### RECORDS FOR THIS EXERCISE
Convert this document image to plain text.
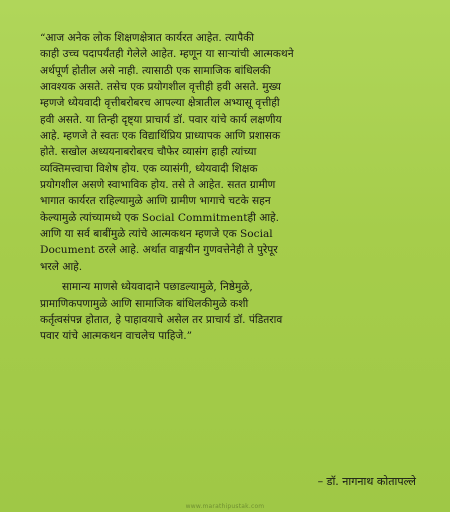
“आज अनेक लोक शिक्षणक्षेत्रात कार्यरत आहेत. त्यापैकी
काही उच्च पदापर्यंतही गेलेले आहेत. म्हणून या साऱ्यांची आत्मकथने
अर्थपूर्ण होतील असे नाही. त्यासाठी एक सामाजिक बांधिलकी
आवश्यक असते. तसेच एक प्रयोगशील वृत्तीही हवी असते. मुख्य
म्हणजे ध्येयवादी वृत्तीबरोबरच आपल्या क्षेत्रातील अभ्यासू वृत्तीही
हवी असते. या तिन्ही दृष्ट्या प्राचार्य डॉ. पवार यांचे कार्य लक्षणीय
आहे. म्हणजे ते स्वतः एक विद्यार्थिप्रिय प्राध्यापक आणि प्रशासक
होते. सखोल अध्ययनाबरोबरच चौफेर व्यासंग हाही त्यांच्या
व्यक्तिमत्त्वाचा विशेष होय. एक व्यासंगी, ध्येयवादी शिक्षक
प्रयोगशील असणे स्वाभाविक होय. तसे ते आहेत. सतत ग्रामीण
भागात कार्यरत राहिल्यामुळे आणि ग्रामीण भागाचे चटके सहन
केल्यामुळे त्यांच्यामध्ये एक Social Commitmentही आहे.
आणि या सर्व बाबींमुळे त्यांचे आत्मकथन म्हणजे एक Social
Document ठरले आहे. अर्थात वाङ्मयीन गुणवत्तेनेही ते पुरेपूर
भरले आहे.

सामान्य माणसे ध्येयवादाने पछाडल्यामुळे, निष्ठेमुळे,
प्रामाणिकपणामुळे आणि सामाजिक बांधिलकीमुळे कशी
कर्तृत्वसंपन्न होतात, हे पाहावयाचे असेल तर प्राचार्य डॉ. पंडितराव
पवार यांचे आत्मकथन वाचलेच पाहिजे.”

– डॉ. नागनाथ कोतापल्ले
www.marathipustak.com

### EXERCISE OBJECTIVE
All of the records above must be copied exactly, except for the pictures.

### ANSWER TO THE EXERCISE
Convert this document image to plain text.
“आज अनेक लोक शिक्षणक्षेत्रात कार्यरत आहेत. त्यापैकी
काही उच्च पदापर्यंतही गेलेले आहेत. म्हणून या साऱ्यांची आत्मकथने
अर्थपूर्ण होतील असे नाही. त्यासाठी एक सामाजिक बांधिलकी
आवश्यक असते. तसेच एक प्रयोगशील वृत्तीही हवी असते. मुख्य
म्हणजे ध्येयवादी वृत्तीबरोबरच आपल्या क्षेत्रातील अभ्यासू वृत्तीही
हवी असते. या तिन्ही दृष्ट्या प्राचार्य डॉ. पवार यांचे कार्य लक्षणीय
आहे. म्हणजे ते स्वतः एक विद्यार्थिप्रिय प्राध्यापक आणि प्रशासक
होते. सखोल अध्ययनाबरोबरच चौफेर व्यासंग हाही त्यांच्या
व्यक्तिमत्त्वाचा विशेष होय. एक व्यासंगी, ध्येयवादी शिक्षक
प्रयोगशील असणे स्वाभाविक होय. तसे ते आहेत. सतत ग्रामीण
भागात कार्यरत राहिल्यामुळे आणि ग्रामीण भागाचे चटके सहन
केल्यामुळे त्यांच्यामध्ये एक Social Commitmentही आहे.
आणि या सर्व बाबींमुळे त्यांचे आत्मकथन म्हणजे एक Social
Document ठरले आहे. अर्थात वाङ्मयीन गुणवत्तेनेही ते पुरेपूर
भरले आहे.

सामान्य माणसे ध्येयवादाने पछाडल्यामुळे, निष्ठेमुळे,
प्रामाणिकपणामुळे आणि सामाजिक बांधिलकीमुळे कशी
कर्तृत्वसंपन्न होतात, हे पाहावयाचे असेल तर प्राचार्य डॉ. पंडितराव
पवार यांचे आत्मकथन वाचलेच पाहिजे.”

– डॉ. नागनाथ कोतापल्ले
www.marathipustak.com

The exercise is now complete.